> _Written exercise_
Reproduce all of the data exactly.
☆ ☆ ☆ ☆ ☆
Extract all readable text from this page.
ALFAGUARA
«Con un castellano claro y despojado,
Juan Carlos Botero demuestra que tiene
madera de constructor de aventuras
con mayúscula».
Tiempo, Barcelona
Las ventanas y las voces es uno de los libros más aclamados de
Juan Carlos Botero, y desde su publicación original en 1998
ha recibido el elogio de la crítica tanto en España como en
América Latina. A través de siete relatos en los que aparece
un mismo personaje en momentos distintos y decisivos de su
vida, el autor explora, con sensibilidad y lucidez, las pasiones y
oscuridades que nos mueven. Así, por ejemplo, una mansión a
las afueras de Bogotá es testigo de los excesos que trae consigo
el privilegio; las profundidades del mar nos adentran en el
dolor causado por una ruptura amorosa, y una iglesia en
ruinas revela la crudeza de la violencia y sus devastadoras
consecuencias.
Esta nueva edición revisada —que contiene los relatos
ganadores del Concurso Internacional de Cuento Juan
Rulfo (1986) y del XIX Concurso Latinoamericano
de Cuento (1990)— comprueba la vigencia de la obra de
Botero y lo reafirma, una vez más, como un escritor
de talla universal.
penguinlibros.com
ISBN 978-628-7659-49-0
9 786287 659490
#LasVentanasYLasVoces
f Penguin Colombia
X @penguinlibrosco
☆ ☆ ☆ ☆ ☆
> _The reply_
Extract all readable text from this page.
ALFAGUARA
«Con un castellano claro y despojado,
Juan Carlos Botero demuestra que tiene
madera de constructor de aventuras
con mayúscula».
Tiempo, Barcelona
Las ventanas y las voces es uno de los libros más aclamados de
Juan Carlos Botero, y desde su publicación original en 1998
ha recibido el elogio de la crítica tanto en España como en
América Latina. A través de siete relatos en los que aparece
un mismo personaje en momentos distintos y decisivos de su
vida, el autor explora, con sensibilidad y lucidez, las pasiones y
oscuridades que nos mueven. Así, por ejemplo, una mansión a
las afueras de Bogotá es testigo de los excesos que trae consigo
el privilegio; las profundidades del mar nos adentran en el
dolor causado por una ruptura amorosa, y una iglesia en
ruinas revela la crudeza de la violencia y sus devastadoras
consecuencias.
Esta nueva edición revisada —que contiene los relatos
ganadores del Concurso Internacional de Cuento Juan
Rulfo (1986) y del XIX Concurso Latinoamericano
de Cuento (1990)— comprueba la vigencia de la obra de
Botero y lo reafirma, una vez más, como un escritor
de talla universal.
penguinlibros.com
ISBN 978-628-7659-49-0
9 786287 659490
#LasVentanasYLasVoces
f Penguin Colombia
X @penguinlibrosco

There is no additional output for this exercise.